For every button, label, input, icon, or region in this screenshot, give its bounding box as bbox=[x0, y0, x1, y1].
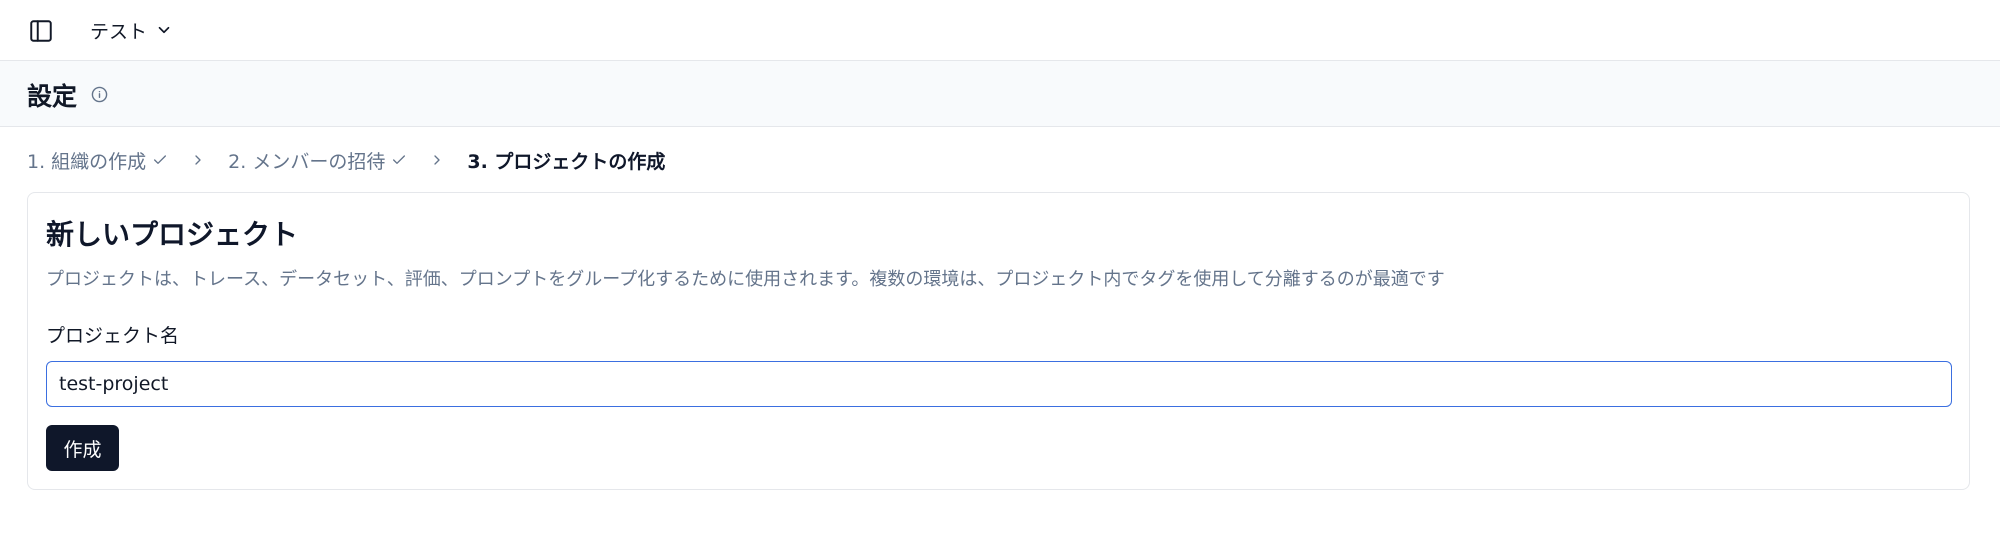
chevron-right-icon bbox=[429, 152, 445, 168]
step-create-organization: 1. 組織の作成 bbox=[27, 147, 168, 174]
card-description: プロジェクトは、トレース、データセット、評価、プロンプトをグループ化するために使… bbox=[46, 269, 1445, 290]
step-label: 1. 組織の作成 bbox=[27, 150, 147, 173]
page-title: 設定 bbox=[27, 82, 78, 111]
new-project-card: 新しいプロジェクト プロジェクトは、トレース、データセット、評価、プロンプトをグ… bbox=[27, 192, 1970, 490]
card-title: 新しいプロジェクト bbox=[46, 218, 299, 251]
project-name-label: プロジェクト名 bbox=[46, 325, 180, 347]
step-label: 3. プロジェクトの作成 bbox=[467, 150, 666, 173]
step-invite-members: 2. メンバーの招待 bbox=[228, 147, 407, 174]
check-icon bbox=[154, 155, 167, 164]
setup-stepper: 1. 組織の作成 2. メンバーの招待 3. プロジェクトの作成 bbox=[27, 146, 665, 174]
create-button[interactable]: 作成 bbox=[46, 425, 119, 471]
chevron-right-icon bbox=[190, 152, 206, 168]
info-circle-icon[interactable] bbox=[90, 85, 108, 103]
check-icon bbox=[393, 155, 406, 164]
project-name-input[interactable] bbox=[46, 361, 1952, 407]
sidebar-panel-icon bbox=[30, 20, 52, 42]
sidebar-toggle-button[interactable] bbox=[26, 16, 56, 46]
project-switcher[interactable]: テスト bbox=[90, 14, 173, 46]
top-bar: テスト bbox=[0, 0, 2000, 61]
project-switcher-label: テスト bbox=[90, 20, 148, 43]
step-label: 2. メンバーの招待 bbox=[228, 150, 386, 173]
step-create-project: 3. プロジェクトの作成 bbox=[467, 147, 665, 174]
page-header: 設定 bbox=[0, 61, 2000, 127]
chevron-down-icon bbox=[158, 26, 170, 34]
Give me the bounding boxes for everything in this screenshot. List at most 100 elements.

○ ○ ○ ○ ○ ○ ○

- _EXERCISE TASK_: Rewrite the listing above with every "screenshot" changed to "image" and everything else kept the same, omitting the pictures.

- _SOLUTION_:
For every button, label, input, icon, or region in this image, give its bounding box as bbox=[x0, y0, x1, y1].
chevron-right-icon bbox=[429, 152, 445, 168]
step-create-organization: 1. 組織の作成 bbox=[27, 147, 168, 174]
card-description: プロジェクトは、トレース、データセット、評価、プロンプトをグループ化するために使… bbox=[46, 269, 1445, 290]
step-label: 1. 組織の作成 bbox=[27, 150, 147, 173]
page-title: 設定 bbox=[27, 82, 78, 111]
new-project-card: 新しいプロジェクト プロジェクトは、トレース、データセット、評価、プロンプトをグ… bbox=[27, 192, 1970, 490]
card-title: 新しいプロジェクト bbox=[46, 218, 299, 251]
project-name-label: プロジェクト名 bbox=[46, 325, 180, 347]
step-label: 3. プロジェクトの作成 bbox=[467, 150, 666, 173]
step-invite-members: 2. メンバーの招待 bbox=[228, 147, 407, 174]
check-icon bbox=[154, 155, 167, 164]
setup-stepper: 1. 組織の作成 2. メンバーの招待 3. プロジェクトの作成 bbox=[27, 146, 665, 174]
create-button[interactable]: 作成 bbox=[46, 425, 119, 471]
chevron-right-icon bbox=[190, 152, 206, 168]
info-circle-icon[interactable] bbox=[90, 85, 108, 103]
check-icon bbox=[393, 155, 406, 164]
project-name-input[interactable] bbox=[46, 361, 1952, 407]
sidebar-panel-icon bbox=[30, 20, 52, 42]
sidebar-toggle-button[interactable] bbox=[26, 16, 56, 46]
project-switcher[interactable]: テスト bbox=[90, 14, 173, 46]
top-bar: テスト bbox=[0, 0, 2000, 61]
project-switcher-label: テスト bbox=[90, 20, 148, 43]
step-label: 2. メンバーの招待 bbox=[228, 150, 386, 173]
step-create-project: 3. プロジェクトの作成 bbox=[467, 147, 665, 174]
page-header: 設定 bbox=[0, 61, 2000, 127]
chevron-down-icon bbox=[158, 26, 170, 34]
Give me the bounding boxes for everything in this image. List at most 100 elements.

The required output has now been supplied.